MATERIAL PROVIDED =
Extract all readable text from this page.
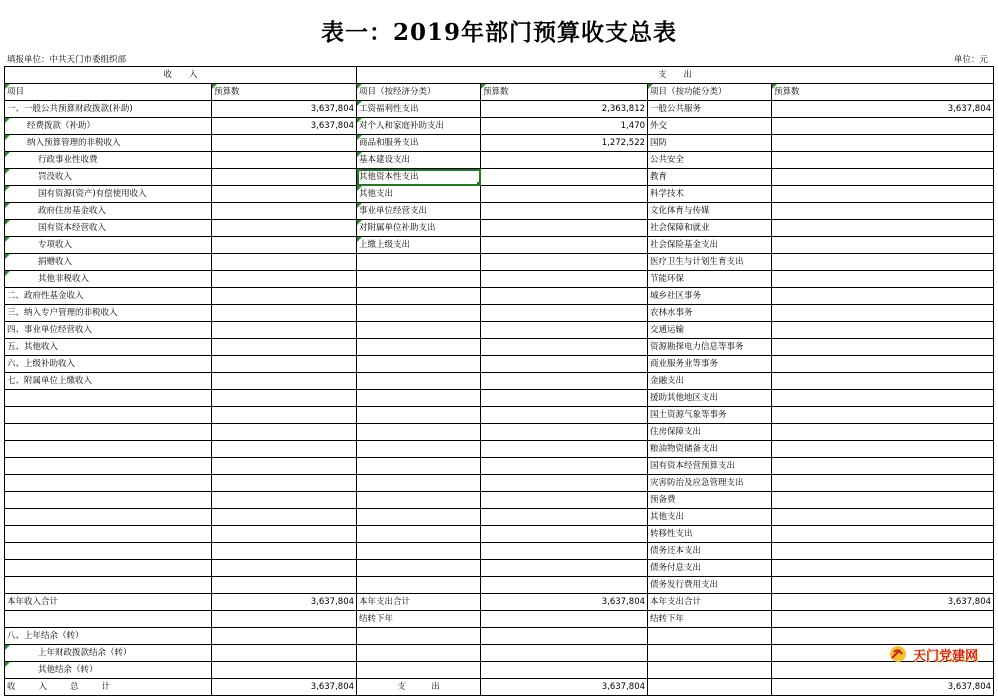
表一：2019年部门预算收支总表
填报单位：中共天门市委组织部	单位：元
收　　入		支　　出			
项目	预算数	项目（按经济分类）	预算数	项目（按功能分类）	预算数
一、一般公共预算财政拨款(补助)	3,637,804	工资福利性支出	2,363,812	一般公共服务	3,637,804
经费拨款（补助）	3,637,804	对个人和家庭补助支出	1,470	外交	
纳入预算管理的非税收入		商品和服务支出	1,272,522	国防	
行政事业性收费		基本建设支出		公共安全	
罚没收入		其他资本性支出		教育	
国有资源(资产)有偿使用收入		其他支出		科学技术	
政府住房基金收入		事业单位经营支出		文化体育与传媒	
国有资本经营收入		对附属单位补助支出		社会保障和就业	
专项收入		上缴上级支出		社会保险基金支出	
捐赠收入				医疗卫生与计划生育支出	
其他非税收入				节能环保	
二、政府性基金收入				城乡社区事务	
三、纳入专户管理的非税收入				农林水事务	
四、事业单位经营收入				交通运输	
五、其他收入				资源勘探电力信息等事务	
六、上级补助收入				商业服务业等事务	
七、附属单位上缴收入				金融支出	
				援助其他地区支出	
				国土资源气象等事务	
				住房保障支出	
				粮油物资储备支出	
				国有资本经营预算支出	
				灾害防治及应急管理支出	
				预备费	
				其他支出	
				转移性支出	
				债务还本支出	
				债务付息支出	
				债务发行费用支出	
本年收入合计	3,637,804	本年支出合计	3,637,804	本年支出合计	3,637,804
		结转下年		结转下年	
八、上年结余（转）					
上年财政拨款结余（转）					
其他结余（转）					
收　　入　　总　　计	3,637,804	支　　　出	3,637,804		3,637,804
天门党建网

TASK STATEMENT =
All records above are to be printed exactly, minus the pictures they contain.

CORRECT OUTPUT =
Extract all readable text from this page.
表一：2019年部门预算收支总表
填报单位：中共天门市委组织部	单位：元
收　　入		支　　出			
项目	预算数	项目（按经济分类）	预算数	项目（按功能分类）	预算数
一、一般公共预算财政拨款(补助)	3,637,804	工资福利性支出	2,363,812	一般公共服务	3,637,804
经费拨款（补助）	3,637,804	对个人和家庭补助支出	1,470	外交	
纳入预算管理的非税收入		商品和服务支出	1,272,522	国防	
行政事业性收费		基本建设支出		公共安全	
罚没收入		其他资本性支出		教育	
国有资源(资产)有偿使用收入		其他支出		科学技术	
政府住房基金收入		事业单位经营支出		文化体育与传媒	
国有资本经营收入		对附属单位补助支出		社会保障和就业	
专项收入		上缴上级支出		社会保险基金支出	
捐赠收入				医疗卫生与计划生育支出	
其他非税收入				节能环保	
二、政府性基金收入				城乡社区事务	
三、纳入专户管理的非税收入				农林水事务	
四、事业单位经营收入				交通运输	
五、其他收入				资源勘探电力信息等事务	
六、上级补助收入				商业服务业等事务	
七、附属单位上缴收入				金融支出	
				援助其他地区支出	
				国土资源气象等事务	
				住房保障支出	
				粮油物资储备支出	
				国有资本经营预算支出	
				灾害防治及应急管理支出	
				预备费	
				其他支出	
				转移性支出	
				债务还本支出	
				债务付息支出	
				债务发行费用支出	
本年收入合计	3,637,804	本年支出合计	3,637,804	本年支出合计	3,637,804
		结转下年		结转下年	
八、上年结余（转）					
上年财政拨款结余（转）					
其他结余（转）					
收　　入　　总　　计	3,637,804	支　　　出	3,637,804		3,637,804
天门党建网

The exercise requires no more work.